*Extracted text*:
Notes for Advanced Linux Programming - 2. Writing Good GNU/Linux Software

2. Writing Good GNU/Linux Software

2.1. Interaction With the Execution Environment

2.1.1. Command Line

  • When a program is invoked from the shell, the argument list contains the entire both the name of the program and any command-line arguments provided.

% ls -s /

The argument list has three elements:

The first is the name of the program ls.

The second and third are the two command-line arguments, -s and /.

  • The main function can access the argument list via the argc and argv parameters.

  • argc is the number of items in the argument list.

  • argv is an array of character pointers.

#include <stdio.h>

int main (int argc, char* argv[])

{

    printf (“The name of this program is ‘%s’.\n”, argv[0]);

    printf (“This program was invoked with %d arguments.\n”, argc - 1);

    /* Were any command-line arguments specified? */

    if (argc > 1) {

        /* Yes, print them. */

        int i;

        printf (“The arguments are:\n”);

        for (i = 1; i < argc; ++i)

            printf ("%s\n", argv[i]);

    }

    return 0;

}

  • The arguments have two categories:options (or flags) and other arguments.

  • Options come in two forms:

  • Short options consist of a single hyphen and a single character. Short options are quicker to type.

  • Long options consist of two hyphens, followed by a name made of lowercase and uppercase letters and hyphens. Long options are easier to remember and easier to read.

Short Form

Long Form

Purpose

-h

--help

Display usage summary and exit

-o filename

--output filename

Specify output filename

-v

--verbose

Print verbose messages

  • The function getopt_long understands both short and long options.

  • Include <getopt.h>.

  • Provide two data structures.

  • The first is a character string containing the valid short options, each a single letter. An option that requires an argument is followed by a colon.

char* const short_options = “ho:v”;

  • Construct an array of struct option elements. Each element corresponds to one long option and has four fields.

  • The first field is the name of the long option

  • The second specifies whether this option takes an argument.

  • The third is NULL

  • The fourth is a character specifying the short option for the long option.

*Jobs*:
(a) In the Linux programming notes, which header file has to be included to use getopt_long?
(b) Pick up the Linux programming notes after their last line and continue them in the same style.

*Provided material*:
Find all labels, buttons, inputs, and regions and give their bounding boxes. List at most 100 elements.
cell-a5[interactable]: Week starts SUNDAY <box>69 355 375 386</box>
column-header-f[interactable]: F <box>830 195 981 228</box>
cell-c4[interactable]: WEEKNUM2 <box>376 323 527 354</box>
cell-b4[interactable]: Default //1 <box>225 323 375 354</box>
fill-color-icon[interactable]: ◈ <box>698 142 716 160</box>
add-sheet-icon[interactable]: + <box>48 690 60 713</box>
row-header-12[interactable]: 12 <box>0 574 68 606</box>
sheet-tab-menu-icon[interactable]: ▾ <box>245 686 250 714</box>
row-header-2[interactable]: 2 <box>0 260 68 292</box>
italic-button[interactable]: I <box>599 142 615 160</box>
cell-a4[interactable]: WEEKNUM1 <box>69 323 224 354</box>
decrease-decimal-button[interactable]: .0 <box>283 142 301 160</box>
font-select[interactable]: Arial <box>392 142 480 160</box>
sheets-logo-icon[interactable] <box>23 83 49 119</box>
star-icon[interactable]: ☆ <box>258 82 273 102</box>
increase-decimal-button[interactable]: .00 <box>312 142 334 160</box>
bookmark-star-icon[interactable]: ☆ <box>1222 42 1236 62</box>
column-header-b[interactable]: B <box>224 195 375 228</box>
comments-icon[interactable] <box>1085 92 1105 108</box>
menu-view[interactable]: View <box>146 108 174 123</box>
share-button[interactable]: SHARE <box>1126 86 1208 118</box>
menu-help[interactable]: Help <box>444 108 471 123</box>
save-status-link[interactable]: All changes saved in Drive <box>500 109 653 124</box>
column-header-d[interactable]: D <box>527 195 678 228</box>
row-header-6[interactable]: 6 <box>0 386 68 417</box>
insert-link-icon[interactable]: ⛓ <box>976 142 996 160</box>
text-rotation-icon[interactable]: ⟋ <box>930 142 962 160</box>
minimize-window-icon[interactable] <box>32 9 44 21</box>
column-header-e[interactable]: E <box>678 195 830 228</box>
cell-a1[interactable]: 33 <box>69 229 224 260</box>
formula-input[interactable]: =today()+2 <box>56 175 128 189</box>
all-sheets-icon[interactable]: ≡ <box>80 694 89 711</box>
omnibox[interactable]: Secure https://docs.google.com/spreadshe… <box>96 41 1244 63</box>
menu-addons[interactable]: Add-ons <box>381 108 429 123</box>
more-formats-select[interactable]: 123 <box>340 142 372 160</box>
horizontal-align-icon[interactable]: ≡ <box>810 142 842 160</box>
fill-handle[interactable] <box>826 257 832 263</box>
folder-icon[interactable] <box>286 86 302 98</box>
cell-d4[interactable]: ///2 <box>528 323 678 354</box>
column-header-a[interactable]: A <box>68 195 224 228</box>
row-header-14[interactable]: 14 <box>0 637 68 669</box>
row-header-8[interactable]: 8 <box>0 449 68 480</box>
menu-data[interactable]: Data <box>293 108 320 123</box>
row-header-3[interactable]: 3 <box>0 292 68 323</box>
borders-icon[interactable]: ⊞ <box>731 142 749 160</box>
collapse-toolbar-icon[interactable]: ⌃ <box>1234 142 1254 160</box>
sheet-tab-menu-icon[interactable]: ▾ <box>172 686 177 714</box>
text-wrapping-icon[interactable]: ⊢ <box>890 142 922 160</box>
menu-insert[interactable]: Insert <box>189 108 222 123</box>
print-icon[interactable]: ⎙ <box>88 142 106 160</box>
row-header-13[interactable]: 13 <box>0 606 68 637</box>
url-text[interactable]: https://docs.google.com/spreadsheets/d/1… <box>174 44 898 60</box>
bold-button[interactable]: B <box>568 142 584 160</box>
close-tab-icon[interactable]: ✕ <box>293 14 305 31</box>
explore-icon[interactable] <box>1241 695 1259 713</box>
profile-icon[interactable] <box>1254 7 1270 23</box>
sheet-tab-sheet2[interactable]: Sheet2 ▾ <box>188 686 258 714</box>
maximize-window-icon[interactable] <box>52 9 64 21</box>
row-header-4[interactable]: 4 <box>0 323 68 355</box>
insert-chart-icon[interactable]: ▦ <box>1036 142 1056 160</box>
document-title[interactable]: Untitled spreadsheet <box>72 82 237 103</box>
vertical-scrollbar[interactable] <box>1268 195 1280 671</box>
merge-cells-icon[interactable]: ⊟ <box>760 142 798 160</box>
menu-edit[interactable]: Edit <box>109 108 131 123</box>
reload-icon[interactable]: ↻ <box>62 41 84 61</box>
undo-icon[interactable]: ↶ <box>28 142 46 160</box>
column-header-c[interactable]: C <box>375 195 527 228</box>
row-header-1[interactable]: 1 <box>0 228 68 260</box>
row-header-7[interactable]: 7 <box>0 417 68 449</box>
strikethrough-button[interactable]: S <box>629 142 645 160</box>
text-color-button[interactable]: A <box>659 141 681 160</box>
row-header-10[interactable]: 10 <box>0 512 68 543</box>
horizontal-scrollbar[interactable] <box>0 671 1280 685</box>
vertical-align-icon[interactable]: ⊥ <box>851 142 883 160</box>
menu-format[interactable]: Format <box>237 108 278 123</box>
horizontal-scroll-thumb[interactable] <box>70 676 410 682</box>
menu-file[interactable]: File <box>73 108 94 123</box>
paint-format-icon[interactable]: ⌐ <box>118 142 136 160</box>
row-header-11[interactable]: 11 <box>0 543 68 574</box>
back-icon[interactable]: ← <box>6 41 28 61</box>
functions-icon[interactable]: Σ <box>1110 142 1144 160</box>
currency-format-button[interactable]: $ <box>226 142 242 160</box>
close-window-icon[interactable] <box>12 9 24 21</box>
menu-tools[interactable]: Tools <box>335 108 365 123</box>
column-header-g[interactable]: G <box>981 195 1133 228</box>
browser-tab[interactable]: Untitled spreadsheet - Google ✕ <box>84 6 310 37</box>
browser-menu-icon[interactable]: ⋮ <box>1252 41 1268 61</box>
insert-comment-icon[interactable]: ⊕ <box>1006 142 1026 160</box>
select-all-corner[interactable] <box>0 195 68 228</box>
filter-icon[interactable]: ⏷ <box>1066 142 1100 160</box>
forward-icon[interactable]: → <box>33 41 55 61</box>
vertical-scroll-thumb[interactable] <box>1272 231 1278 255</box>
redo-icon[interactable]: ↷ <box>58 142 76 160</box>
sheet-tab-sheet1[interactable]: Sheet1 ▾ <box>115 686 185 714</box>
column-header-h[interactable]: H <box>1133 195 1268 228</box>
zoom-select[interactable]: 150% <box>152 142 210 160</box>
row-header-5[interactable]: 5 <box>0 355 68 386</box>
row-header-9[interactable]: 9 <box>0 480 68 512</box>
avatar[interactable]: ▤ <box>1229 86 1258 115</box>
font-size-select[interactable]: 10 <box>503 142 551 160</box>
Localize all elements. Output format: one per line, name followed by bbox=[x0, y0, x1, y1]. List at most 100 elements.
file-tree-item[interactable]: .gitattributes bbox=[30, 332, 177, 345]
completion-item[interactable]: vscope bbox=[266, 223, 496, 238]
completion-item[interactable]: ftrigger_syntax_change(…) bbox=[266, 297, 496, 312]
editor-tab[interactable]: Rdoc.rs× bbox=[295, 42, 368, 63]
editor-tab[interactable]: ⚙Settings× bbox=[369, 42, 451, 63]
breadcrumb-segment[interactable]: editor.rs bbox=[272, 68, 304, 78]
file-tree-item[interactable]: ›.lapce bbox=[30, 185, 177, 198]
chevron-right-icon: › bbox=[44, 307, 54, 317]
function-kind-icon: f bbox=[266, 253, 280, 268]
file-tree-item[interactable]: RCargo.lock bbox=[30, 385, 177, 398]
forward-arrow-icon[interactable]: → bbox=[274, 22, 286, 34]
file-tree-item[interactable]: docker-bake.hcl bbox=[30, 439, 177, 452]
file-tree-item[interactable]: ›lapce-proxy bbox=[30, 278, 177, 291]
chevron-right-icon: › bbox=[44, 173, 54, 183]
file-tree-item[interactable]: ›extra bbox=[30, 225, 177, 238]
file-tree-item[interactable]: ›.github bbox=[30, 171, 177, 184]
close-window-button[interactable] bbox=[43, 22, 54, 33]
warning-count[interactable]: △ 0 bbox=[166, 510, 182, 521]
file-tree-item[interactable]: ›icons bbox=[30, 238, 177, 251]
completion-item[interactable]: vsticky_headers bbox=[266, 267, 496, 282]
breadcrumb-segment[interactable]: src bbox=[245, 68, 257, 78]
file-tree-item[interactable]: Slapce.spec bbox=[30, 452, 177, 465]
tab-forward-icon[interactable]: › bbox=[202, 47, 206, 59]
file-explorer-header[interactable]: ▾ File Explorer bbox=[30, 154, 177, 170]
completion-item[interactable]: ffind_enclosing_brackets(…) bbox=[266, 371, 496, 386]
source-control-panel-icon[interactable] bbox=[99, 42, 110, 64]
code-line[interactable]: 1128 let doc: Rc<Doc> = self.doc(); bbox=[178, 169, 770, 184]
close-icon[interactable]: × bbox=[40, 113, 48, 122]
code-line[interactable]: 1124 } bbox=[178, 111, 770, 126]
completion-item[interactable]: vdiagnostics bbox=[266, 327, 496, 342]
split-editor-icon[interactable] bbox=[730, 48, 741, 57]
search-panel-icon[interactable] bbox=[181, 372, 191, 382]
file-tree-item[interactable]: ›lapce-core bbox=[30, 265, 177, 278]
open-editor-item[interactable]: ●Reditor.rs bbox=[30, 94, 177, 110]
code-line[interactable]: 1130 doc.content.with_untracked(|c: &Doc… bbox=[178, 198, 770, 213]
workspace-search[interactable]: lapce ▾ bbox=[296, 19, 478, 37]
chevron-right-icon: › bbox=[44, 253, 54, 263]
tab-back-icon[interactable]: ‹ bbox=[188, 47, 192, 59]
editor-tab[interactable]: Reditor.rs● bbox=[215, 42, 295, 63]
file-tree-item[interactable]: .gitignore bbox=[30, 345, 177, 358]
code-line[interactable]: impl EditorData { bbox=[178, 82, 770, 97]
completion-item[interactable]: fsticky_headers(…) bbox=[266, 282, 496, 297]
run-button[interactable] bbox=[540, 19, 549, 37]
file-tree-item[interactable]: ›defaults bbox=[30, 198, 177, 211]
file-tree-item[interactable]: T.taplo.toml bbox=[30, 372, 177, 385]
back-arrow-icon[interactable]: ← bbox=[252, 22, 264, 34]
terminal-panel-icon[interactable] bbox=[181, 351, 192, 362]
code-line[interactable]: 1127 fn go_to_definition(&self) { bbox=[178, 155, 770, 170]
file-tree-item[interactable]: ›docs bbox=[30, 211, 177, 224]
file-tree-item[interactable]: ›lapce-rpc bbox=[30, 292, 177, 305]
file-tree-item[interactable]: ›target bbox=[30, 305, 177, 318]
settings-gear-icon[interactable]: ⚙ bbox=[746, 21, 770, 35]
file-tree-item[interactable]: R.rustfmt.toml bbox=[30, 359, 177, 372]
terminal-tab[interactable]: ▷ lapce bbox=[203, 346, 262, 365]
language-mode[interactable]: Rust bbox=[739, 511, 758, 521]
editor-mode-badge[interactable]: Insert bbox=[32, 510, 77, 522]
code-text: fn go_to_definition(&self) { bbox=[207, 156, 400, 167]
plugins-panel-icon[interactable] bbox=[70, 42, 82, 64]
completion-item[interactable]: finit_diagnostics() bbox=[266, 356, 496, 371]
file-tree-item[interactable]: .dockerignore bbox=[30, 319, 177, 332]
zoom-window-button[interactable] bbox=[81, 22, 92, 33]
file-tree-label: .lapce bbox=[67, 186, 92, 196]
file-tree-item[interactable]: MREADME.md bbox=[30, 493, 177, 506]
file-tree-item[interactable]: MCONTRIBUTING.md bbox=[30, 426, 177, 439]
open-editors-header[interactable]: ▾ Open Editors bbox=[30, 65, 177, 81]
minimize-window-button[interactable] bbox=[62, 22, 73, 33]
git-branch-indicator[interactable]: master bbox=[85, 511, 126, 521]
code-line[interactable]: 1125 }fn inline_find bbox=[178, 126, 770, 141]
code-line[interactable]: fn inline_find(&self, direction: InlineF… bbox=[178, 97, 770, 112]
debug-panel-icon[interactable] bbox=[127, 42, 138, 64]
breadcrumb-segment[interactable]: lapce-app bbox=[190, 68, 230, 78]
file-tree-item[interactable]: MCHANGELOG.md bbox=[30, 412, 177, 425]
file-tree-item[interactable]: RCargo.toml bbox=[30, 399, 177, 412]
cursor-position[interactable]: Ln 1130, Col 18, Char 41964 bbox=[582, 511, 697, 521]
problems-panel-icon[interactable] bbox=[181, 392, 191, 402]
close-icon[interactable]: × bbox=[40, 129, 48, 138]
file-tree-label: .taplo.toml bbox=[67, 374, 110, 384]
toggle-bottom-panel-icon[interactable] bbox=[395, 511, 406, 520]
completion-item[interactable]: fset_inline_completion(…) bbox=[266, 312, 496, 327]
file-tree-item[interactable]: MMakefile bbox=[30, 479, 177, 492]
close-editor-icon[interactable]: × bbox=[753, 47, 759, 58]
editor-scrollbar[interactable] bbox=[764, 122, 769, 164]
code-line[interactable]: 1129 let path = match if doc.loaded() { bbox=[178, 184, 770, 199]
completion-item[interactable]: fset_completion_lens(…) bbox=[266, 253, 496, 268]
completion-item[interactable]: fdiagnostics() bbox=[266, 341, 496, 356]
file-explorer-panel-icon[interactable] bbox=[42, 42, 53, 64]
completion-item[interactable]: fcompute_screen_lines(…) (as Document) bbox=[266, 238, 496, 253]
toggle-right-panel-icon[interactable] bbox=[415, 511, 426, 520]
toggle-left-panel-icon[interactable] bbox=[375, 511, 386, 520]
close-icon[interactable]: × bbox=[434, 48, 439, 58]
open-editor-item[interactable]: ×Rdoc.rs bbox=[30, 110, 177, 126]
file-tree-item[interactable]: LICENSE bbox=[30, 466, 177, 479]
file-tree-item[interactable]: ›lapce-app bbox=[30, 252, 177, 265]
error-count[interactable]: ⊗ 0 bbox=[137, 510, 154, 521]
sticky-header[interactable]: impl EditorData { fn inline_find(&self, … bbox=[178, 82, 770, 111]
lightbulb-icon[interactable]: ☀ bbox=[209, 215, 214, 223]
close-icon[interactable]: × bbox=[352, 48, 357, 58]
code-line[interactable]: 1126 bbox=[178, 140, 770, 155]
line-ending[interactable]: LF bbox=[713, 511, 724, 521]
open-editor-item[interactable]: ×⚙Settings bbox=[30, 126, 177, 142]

*Responses to the tasks*:
(a) <getopt.h>

(b)
  • The last element of the array should be all zero.

const struct option long_options[] = {

{ “help”, 0, NULL, ‘h’ },

{ “output”, 1, NULL, ‘o’ },

{ “verbose”, 0, NULL, ‘v’ },

{ NULL, 0, NULL, 0 }

};

  • To use the getopt_long function, specify argc, argv, short option string, long option array.

  • Each time you call getopt_long, it parses a single option, returning the short option letter, or –1 if no more options are found.

  • Call getopt_long in a loop, and handle the specific options in a switch statement.

  • If getopt_long encounters an invalid option, it prints an error message and returns the character ‘?’

  • When handling an option that takes an argument, the global variable optarg points to the text of that argument.

  • After getopt_long has finished parsing all the options, the global variable optind contains the index (into argv) of the first nonoption argument.

#include <getopt.h>

#include <stdio.h>

#include <stdlib.h>

/* The name of this program. */

const char* program_name;

/* Prints usage information for this program to STREAM (typically stdout or stderr), and exit the program with EXIT_CODE. Does not return. */

void print_usage (FILE* stream, int exit_code)

{

    fprintf (stream, “Usage: %s options [ inputfile ... ]\n”, program_name);

    fprintf (stream,

        “ -h --help Display this usage information.\n”

        “ -o --output filename Write output to file.\n”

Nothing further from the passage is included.